### Job
Omit the images, then print each record below exactly as it reads.

### Task inputs
********
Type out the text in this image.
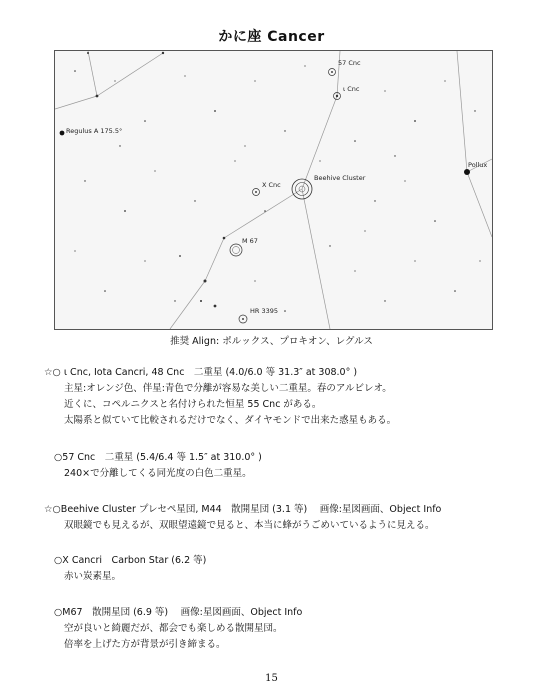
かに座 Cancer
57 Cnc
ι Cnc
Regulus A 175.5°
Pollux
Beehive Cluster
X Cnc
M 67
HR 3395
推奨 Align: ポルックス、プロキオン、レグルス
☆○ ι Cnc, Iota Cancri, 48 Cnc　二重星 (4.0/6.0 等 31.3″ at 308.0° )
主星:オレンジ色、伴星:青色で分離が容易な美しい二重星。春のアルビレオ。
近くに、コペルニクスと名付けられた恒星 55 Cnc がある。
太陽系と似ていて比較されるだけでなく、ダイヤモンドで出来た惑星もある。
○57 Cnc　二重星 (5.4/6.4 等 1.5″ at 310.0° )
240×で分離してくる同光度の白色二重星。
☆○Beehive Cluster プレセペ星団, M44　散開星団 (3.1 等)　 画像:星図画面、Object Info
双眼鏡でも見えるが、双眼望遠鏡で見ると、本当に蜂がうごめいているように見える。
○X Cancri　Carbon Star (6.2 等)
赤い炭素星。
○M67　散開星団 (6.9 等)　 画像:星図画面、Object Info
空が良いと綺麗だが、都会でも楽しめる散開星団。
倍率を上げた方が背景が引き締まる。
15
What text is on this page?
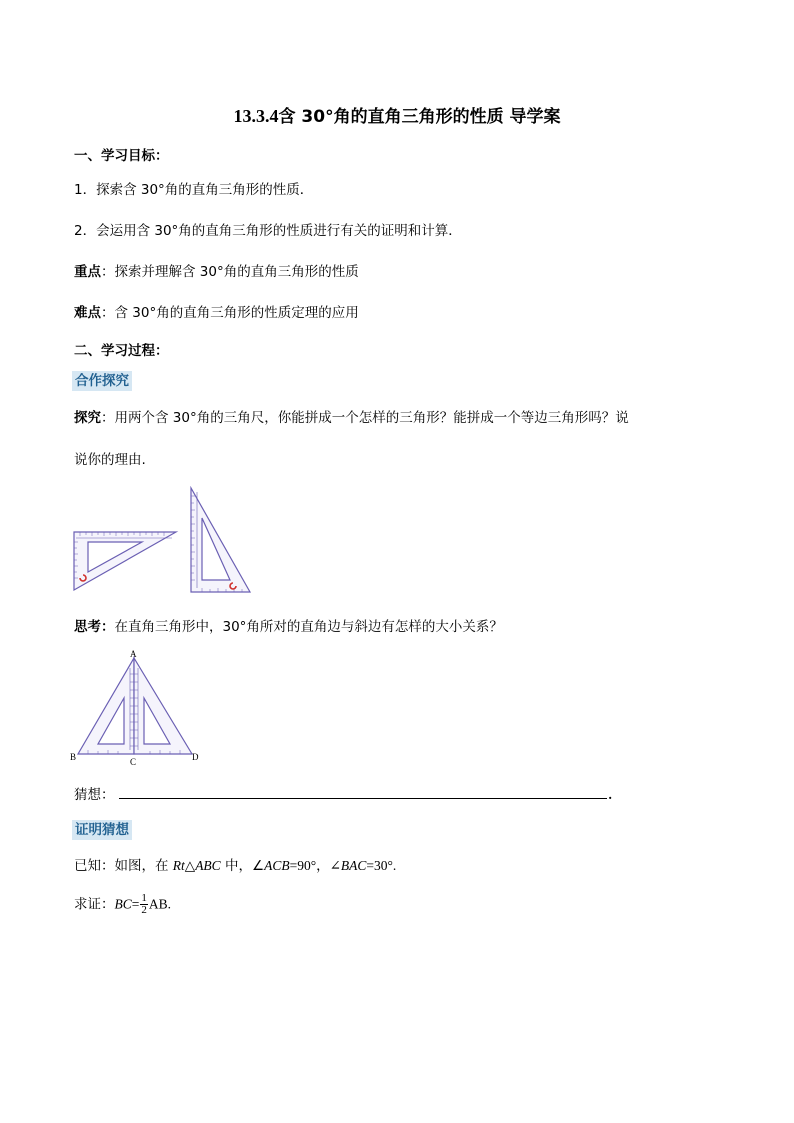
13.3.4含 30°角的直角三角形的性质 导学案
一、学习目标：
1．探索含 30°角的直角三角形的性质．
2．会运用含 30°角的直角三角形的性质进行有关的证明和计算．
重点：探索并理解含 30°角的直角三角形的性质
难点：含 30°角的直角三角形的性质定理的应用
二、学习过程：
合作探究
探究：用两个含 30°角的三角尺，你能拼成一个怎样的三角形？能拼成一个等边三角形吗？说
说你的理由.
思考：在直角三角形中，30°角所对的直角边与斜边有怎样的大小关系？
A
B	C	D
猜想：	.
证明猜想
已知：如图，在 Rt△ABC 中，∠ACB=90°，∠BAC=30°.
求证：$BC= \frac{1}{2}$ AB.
********
### Expected answer
Type out the text in this image.
かに座 Cancer
57 Cnc
ι Cnc
Regulus A 175.5°
Pollux
Beehive Cluster
X Cnc
M 67
HR 3395
推奨 Align: ポルックス、プロキオン、レグルス
☆○ ι Cnc, Iota Cancri, 48 Cnc　二重星 (4.0/6.0 等 31.3″ at 308.0° )
主星:オレンジ色、伴星:青色で分離が容易な美しい二重星。春のアルビレオ。
近くに、コペルニクスと名付けられた恒星 55 Cnc がある。
太陽系と似ていて比較されるだけでなく、ダイヤモンドで出来た惑星もある。
○57 Cnc　二重星 (5.4/6.4 等 1.5″ at 310.0° )
240×で分離してくる同光度の白色二重星。
☆○Beehive Cluster プレセペ星団, M44　散開星団 (3.1 等)　 画像:星図画面、Object Info
双眼鏡でも見えるが、双眼望遠鏡で見ると、本当に蜂がうごめいているように見える。
○X Cancri　Carbon Star (6.2 等)
赤い炭素星。
○M67　散開星団 (6.9 等)　 画像:星図画面、Object Info
空が良いと綺麗だが、都会でも楽しめる散開星団。
倍率を上げた方が背景が引き締まる。
15
What text is on this page?
13.3.4含 30°角的直角三角形的性质 导学案
一、学习目标：
1．探索含 30°角的直角三角形的性质．
2．会运用含 30°角的直角三角形的性质进行有关的证明和计算．
重点：探索并理解含 30°角的直角三角形的性质
难点：含 30°角的直角三角形的性质定理的应用
二、学习过程：
合作探究
探究：用两个含 30°角的三角尺，你能拼成一个怎样的三角形？能拼成一个等边三角形吗？说
说你的理由.
思考：在直角三角形中，30°角所对的直角边与斜边有怎样的大小关系？
A
B	C	D
猜想：	.
证明猜想
已知：如图，在 Rt△ABC 中，∠ACB=90°，∠BAC=30°.
求证：$BC= \frac{1}{2}$ AB.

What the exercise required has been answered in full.